BEGIN WORKING DATA

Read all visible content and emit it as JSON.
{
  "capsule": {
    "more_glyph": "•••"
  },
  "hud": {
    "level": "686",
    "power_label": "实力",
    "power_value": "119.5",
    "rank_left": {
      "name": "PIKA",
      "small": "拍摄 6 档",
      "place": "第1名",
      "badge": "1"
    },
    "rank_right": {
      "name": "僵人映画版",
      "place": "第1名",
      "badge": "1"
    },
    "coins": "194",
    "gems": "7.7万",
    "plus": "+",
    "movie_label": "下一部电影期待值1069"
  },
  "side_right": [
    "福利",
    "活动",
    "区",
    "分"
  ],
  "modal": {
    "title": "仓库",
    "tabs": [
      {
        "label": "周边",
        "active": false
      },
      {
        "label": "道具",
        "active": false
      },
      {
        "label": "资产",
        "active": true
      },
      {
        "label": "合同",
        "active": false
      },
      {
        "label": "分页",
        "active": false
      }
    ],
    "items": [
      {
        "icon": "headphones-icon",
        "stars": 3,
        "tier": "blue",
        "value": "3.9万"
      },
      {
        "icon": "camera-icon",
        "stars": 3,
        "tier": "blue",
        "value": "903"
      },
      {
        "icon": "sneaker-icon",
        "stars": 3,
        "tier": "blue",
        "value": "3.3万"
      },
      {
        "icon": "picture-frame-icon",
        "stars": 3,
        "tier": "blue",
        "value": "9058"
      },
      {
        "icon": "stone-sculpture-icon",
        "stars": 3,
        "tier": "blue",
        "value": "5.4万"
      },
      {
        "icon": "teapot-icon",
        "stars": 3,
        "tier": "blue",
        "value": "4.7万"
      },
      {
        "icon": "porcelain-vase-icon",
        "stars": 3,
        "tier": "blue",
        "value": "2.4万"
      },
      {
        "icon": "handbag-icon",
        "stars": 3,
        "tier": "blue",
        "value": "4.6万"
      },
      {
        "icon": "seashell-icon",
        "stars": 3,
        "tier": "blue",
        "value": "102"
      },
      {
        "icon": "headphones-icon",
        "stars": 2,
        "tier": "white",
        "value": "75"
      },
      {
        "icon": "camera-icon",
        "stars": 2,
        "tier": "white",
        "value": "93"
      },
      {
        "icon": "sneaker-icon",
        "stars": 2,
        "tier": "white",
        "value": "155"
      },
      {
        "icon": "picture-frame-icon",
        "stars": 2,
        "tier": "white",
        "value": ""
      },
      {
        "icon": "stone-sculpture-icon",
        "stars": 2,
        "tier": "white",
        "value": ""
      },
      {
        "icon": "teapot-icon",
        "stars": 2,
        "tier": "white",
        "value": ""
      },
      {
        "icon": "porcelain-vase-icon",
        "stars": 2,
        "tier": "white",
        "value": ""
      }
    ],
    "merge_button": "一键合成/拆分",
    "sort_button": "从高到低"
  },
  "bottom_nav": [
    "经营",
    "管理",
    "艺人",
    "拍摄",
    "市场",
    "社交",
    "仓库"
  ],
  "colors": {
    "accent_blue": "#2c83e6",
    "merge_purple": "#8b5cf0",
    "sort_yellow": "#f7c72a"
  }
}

END WORKING DATA

YOUR OBJECTIVE → Extract the data in full. Keep it word for word.

CORRECT RESPONSE →
Read all visible content and emit it as JSON.
{
  "capsule": {
    "more_glyph": "•••"
  },
  "hud": {
    "level": "686",
    "power_label": "实力",
    "power_value": "119.5",
    "rank_left": {
      "name": "PIKA",
      "small": "拍摄 6 档",
      "place": "第1名",
      "badge": "1"
    },
    "rank_right": {
      "name": "僵人映画版",
      "place": "第1名",
      "badge": "1"
    },
    "coins": "194",
    "gems": "7.7万",
    "plus": "+",
    "movie_label": "下一部电影期待值1069"
  },
  "side_right": [
    "福利",
    "活动",
    "区",
    "分"
  ],
  "modal": {
    "title": "仓库",
    "tabs": [
      {
        "label": "周边",
        "active": false
      },
      {
        "label": "道具",
        "active": false
      },
      {
        "label": "资产",
        "active": true
      },
      {
        "label": "合同",
        "active": false
      },
      {
        "label": "分页",
        "active": false
      }
    ],
    "items": [
      {
        "icon": "headphones-icon",
        "stars": 3,
        "tier": "blue",
        "value": "3.9万"
      },
      {
        "icon": "camera-icon",
        "stars": 3,
        "tier": "blue",
        "value": "903"
      },
      {
        "icon": "sneaker-icon",
        "stars": 3,
        "tier": "blue",
        "value": "3.3万"
      },
      {
        "icon": "picture-frame-icon",
        "stars": 3,
        "tier": "blue",
        "value": "9058"
      },
      {
        "icon": "stone-sculpture-icon",
        "stars": 3,
        "tier": "blue",
        "value": "5.4万"
      },
      {
        "icon": "teapot-icon",
        "stars": 3,
        "tier": "blue",
        "value": "4.7万"
      },
      {
        "icon": "porcelain-vase-icon",
        "stars": 3,
        "tier": "blue",
        "value": "2.4万"
      },
      {
        "icon": "handbag-icon",
        "stars": 3,
        "tier": "blue",
        "value": "4.6万"
      },
      {
        "icon": "seashell-icon",
        "stars": 3,
        "tier": "blue",
        "value": "102"
      },
      {
        "icon": "headphones-icon",
        "stars": 2,
        "tier": "white",
        "value": "75"
      },
      {
        "icon": "camera-icon",
        "stars": 2,
        "tier": "white",
        "value": "93"
      },
      {
        "icon": "sneaker-icon",
        "stars": 2,
        "tier": "white",
        "value": "155"
      },
      {
        "icon": "picture-frame-icon",
        "stars": 2,
        "tier": "white",
        "value": ""
      },
      {
        "icon": "stone-sculpture-icon",
        "stars": 2,
        "tier": "white",
        "value": ""
      },
      {
        "icon": "teapot-icon",
        "stars": 2,
        "tier": "white",
        "value": ""
      },
      {
        "icon": "porcelain-vase-icon",
        "stars": 2,
        "tier": "white",
        "value": ""
      }
    ],
    "merge_button": "一键合成/拆分",
    "sort_button": "从高到低"
  },
  "bottom_nav": [
    "经营",
    "管理",
    "艺人",
    "拍摄",
    "市场",
    "社交",
    "仓库"
  ],
  "colors": {
    "accent_blue": "#2c83e6",
    "merge_purple": "#8b5cf0",
    "sort_yellow": "#f7c72a"
  }
}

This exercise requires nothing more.